### What the task requires
Pick out every line that holds the string "title" and copy it.

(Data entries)
▼
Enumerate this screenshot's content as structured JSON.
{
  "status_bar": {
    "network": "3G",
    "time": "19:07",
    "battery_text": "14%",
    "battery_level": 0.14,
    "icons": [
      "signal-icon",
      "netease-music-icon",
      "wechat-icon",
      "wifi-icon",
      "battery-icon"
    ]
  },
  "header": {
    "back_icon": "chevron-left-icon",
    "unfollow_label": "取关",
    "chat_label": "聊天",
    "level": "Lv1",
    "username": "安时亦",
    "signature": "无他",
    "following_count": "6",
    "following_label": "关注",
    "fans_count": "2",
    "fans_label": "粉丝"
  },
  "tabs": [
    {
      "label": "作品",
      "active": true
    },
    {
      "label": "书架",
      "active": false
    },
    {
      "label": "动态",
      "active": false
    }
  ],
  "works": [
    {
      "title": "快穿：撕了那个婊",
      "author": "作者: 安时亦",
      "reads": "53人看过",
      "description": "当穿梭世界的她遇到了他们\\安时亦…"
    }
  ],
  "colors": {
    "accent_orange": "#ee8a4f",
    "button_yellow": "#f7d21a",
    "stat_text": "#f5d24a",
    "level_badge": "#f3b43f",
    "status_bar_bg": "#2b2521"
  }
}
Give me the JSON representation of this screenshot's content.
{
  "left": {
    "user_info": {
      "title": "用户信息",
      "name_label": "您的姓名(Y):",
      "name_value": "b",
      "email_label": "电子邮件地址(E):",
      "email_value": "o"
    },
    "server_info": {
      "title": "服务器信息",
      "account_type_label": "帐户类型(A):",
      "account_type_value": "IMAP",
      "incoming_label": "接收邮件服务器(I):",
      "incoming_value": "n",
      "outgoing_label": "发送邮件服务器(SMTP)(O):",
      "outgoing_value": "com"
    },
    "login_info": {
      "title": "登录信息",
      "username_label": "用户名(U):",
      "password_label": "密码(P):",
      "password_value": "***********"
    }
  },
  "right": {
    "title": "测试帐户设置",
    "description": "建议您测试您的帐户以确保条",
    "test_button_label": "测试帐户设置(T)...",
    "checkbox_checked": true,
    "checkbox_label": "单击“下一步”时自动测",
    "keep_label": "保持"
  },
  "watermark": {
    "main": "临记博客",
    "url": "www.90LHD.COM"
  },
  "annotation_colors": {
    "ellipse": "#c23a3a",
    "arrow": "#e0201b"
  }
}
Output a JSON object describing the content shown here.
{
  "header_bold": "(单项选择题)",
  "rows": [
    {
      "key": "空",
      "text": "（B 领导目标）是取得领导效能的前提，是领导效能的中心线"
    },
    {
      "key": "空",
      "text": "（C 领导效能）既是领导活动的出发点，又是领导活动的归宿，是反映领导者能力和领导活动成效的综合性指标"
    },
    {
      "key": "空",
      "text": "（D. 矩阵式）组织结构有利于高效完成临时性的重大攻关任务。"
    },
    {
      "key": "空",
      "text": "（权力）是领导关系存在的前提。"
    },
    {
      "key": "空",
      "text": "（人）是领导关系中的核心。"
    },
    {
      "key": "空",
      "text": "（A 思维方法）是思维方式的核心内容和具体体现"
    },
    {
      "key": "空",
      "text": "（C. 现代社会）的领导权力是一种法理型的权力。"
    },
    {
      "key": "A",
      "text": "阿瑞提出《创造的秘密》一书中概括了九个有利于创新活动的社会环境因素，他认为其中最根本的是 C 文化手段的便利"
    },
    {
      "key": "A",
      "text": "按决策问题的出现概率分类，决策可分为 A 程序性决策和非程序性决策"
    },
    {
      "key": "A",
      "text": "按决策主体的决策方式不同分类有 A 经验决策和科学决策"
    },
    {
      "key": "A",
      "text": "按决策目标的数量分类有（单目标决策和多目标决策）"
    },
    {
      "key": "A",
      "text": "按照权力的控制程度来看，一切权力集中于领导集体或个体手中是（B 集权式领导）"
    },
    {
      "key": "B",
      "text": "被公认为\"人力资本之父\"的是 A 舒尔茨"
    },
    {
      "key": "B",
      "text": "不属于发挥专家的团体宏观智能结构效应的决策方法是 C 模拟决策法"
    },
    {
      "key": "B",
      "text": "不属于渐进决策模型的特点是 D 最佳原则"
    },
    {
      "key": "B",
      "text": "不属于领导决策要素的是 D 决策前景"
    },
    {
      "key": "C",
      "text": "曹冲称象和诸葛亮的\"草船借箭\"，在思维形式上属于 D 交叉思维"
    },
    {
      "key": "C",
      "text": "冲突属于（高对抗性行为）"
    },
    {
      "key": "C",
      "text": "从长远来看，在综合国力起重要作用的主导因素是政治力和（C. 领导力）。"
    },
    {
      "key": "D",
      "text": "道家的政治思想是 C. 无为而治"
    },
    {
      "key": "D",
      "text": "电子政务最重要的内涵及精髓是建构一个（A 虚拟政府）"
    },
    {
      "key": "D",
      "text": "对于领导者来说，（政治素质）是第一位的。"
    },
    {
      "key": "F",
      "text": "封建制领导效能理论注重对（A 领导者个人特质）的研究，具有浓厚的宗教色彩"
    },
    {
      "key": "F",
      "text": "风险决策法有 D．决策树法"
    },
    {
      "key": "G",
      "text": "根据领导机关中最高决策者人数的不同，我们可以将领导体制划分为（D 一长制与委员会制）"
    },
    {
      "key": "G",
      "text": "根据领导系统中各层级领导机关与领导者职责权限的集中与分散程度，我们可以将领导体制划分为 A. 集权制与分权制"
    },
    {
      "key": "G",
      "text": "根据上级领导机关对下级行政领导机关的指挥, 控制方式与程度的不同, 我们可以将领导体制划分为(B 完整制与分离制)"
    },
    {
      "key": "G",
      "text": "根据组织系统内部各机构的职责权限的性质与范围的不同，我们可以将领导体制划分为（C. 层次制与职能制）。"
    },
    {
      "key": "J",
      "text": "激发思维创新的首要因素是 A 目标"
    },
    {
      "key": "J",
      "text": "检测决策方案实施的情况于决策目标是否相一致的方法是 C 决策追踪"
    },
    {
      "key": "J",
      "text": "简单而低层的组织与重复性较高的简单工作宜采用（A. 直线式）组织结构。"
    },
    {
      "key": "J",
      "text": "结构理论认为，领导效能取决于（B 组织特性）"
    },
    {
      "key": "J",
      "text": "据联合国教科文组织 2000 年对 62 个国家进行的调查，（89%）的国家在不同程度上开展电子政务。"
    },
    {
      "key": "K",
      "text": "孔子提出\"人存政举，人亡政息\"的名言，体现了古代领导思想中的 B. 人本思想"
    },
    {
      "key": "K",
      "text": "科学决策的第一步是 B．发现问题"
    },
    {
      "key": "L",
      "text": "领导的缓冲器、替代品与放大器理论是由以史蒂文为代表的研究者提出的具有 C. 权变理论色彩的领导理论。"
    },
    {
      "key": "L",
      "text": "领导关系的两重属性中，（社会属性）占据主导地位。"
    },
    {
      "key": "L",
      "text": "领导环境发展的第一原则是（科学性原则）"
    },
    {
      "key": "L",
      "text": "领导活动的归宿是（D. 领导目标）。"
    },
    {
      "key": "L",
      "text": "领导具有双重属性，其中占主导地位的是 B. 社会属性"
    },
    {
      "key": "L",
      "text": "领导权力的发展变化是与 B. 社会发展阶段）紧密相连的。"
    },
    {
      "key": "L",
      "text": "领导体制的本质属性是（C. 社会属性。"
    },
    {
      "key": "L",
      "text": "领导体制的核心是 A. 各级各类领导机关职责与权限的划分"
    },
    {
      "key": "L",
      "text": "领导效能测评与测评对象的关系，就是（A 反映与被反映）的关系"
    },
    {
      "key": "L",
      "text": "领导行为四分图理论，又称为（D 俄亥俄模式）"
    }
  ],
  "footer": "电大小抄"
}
▲
### Exercise solution
      "title": "快穿：撕了那个婊",
      "title": "用户信息",
      "title": "服务器信息",
      "title": "登录信息",
    "title": "测试帐户设置",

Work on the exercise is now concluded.